──────── The input ────────

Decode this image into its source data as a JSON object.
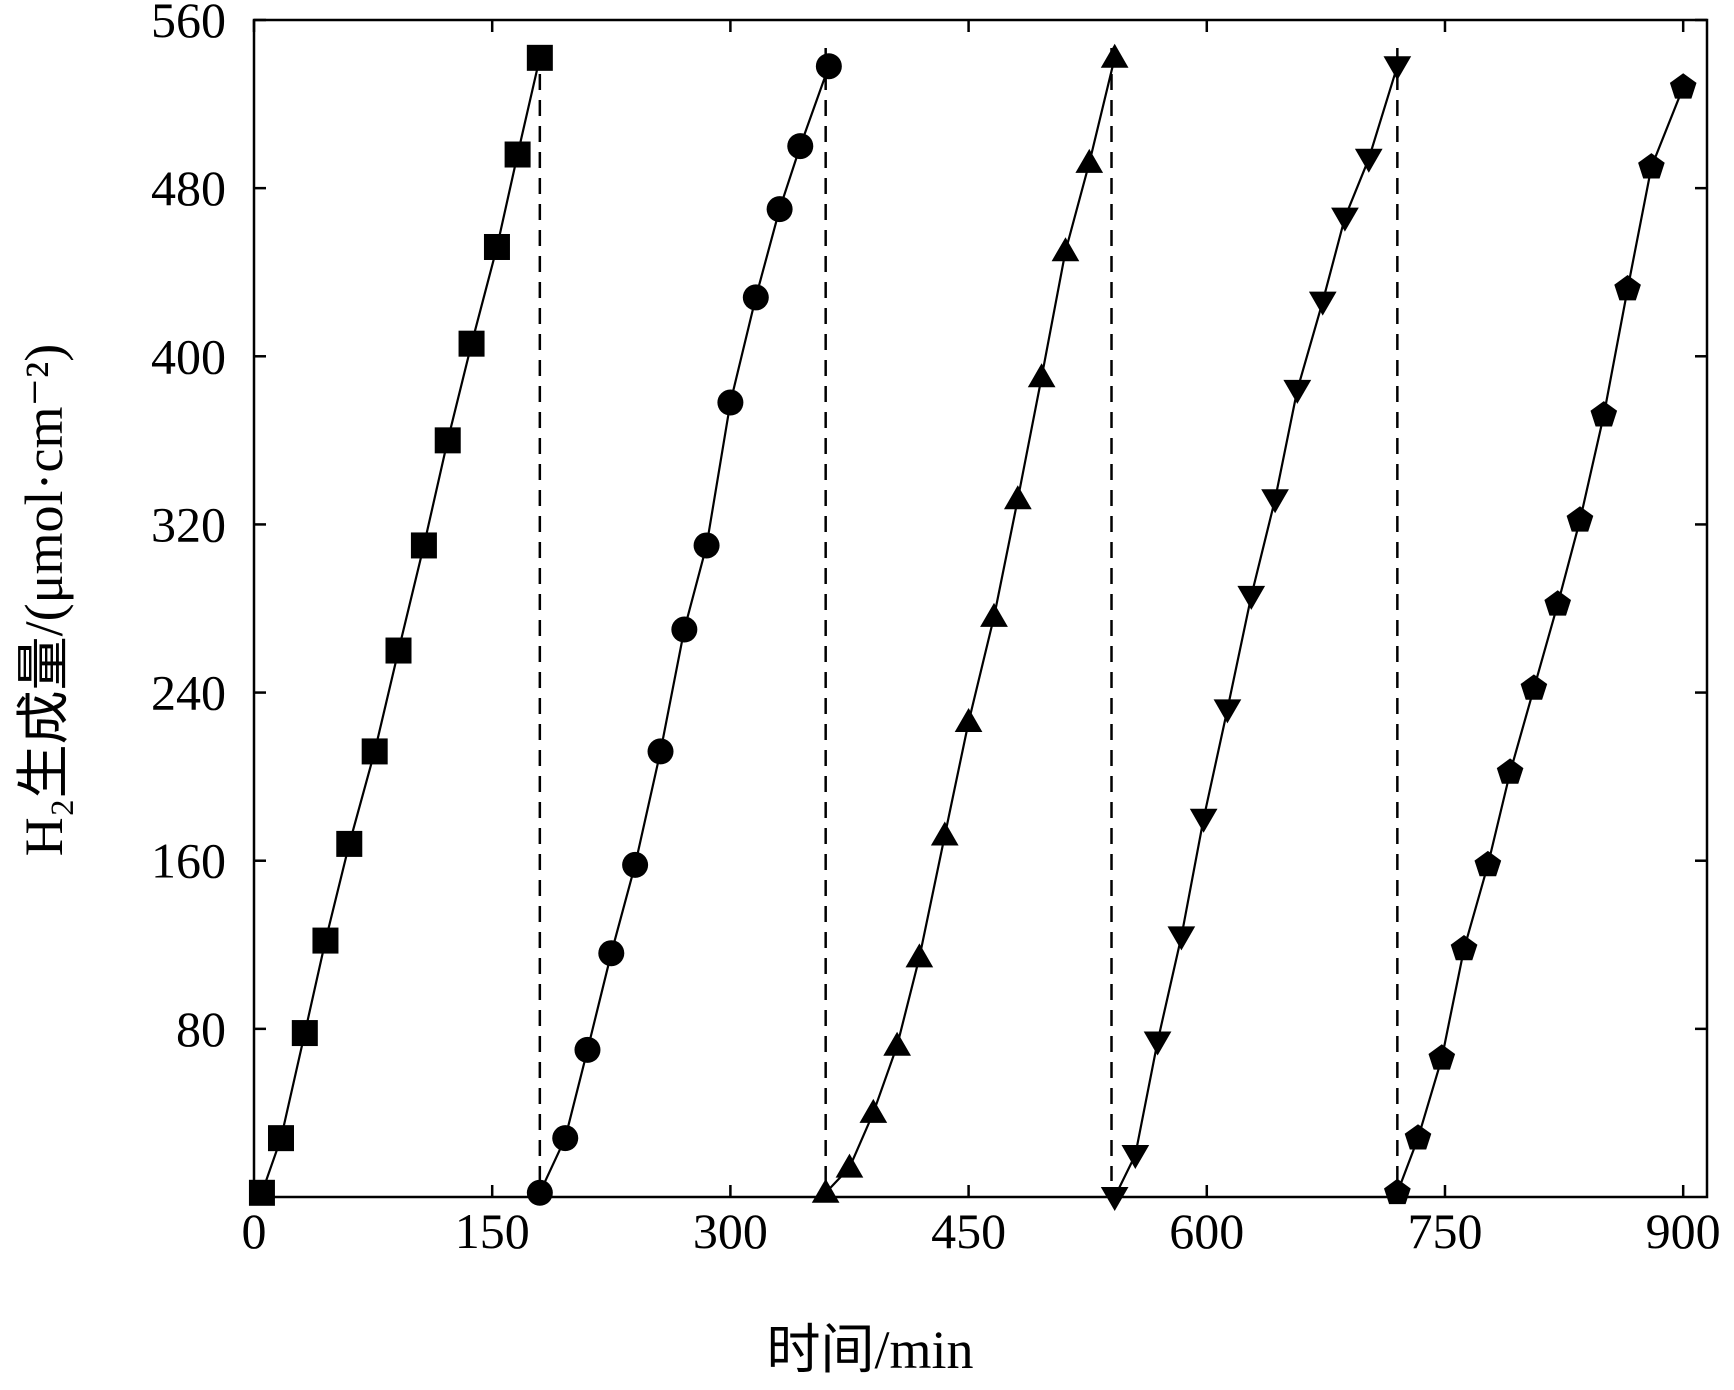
{
  "chart_data": {
    "type": "line",
    "title": "",
    "xlabel": "时间/min",
    "ylabel": "H₂生成量/(μmol·cm⁻²)",
    "xlim": [
      0,
      915
    ],
    "ylim": [
      0,
      560
    ],
    "x_ticks": [
      0,
      150,
      300,
      450,
      600,
      750,
      900
    ],
    "y_ticks": [
      80,
      160,
      240,
      320,
      400,
      480,
      560
    ],
    "x_tick_labels": [
      "0",
      "150",
      "300",
      "450",
      "600",
      "750",
      "900"
    ],
    "y_tick_labels": [
      "80",
      "160",
      "240",
      "320",
      "400",
      "480",
      "560"
    ],
    "grid": false,
    "legend": "none",
    "color": "#000000",
    "cycle_boundaries": [
      180,
      360,
      540,
      720
    ],
    "series": [
      {
        "marker": "square",
        "x": [
          5,
          17,
          32,
          45,
          60,
          76,
          91,
          107,
          122,
          137,
          153,
          166,
          180
        ],
        "y": [
          2,
          28,
          78,
          122,
          168,
          212,
          260,
          310,
          360,
          406,
          452,
          496,
          542
        ]
      },
      {
        "marker": "circle",
        "x": [
          180,
          196,
          210,
          225,
          240,
          256,
          271,
          285,
          300,
          316,
          331,
          344,
          362
        ],
        "y": [
          2,
          28,
          70,
          116,
          158,
          212,
          270,
          310,
          378,
          428,
          470,
          500,
          538
        ]
      },
      {
        "marker": "triangle-up",
        "x": [
          360,
          375,
          390,
          405,
          419,
          435,
          450,
          466,
          481,
          496,
          511,
          526,
          542
        ],
        "y": [
          2,
          14,
          40,
          72,
          114,
          172,
          226,
          276,
          332,
          390,
          450,
          492,
          542
        ]
      },
      {
        "marker": "triangle-down",
        "x": [
          542,
          555,
          569,
          584,
          598,
          613,
          628,
          643,
          657,
          673,
          687,
          702,
          720
        ],
        "y": [
          0,
          20,
          74,
          124,
          180,
          232,
          286,
          332,
          384,
          426,
          466,
          494,
          538
        ]
      },
      {
        "marker": "pentagon",
        "x": [
          720,
          733,
          748,
          762,
          777,
          791,
          806,
          821,
          835,
          850,
          865,
          880,
          900
        ],
        "y": [
          2,
          28,
          66,
          118,
          158,
          202,
          242,
          282,
          322,
          372,
          432,
          490,
          528
        ]
      }
    ]
  }
}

────────

Short exercise: Every line above that contains the word "triangle" should be reported.

Completed exercise:
        "marker": "triangle-up",
        "marker": "triangle-down",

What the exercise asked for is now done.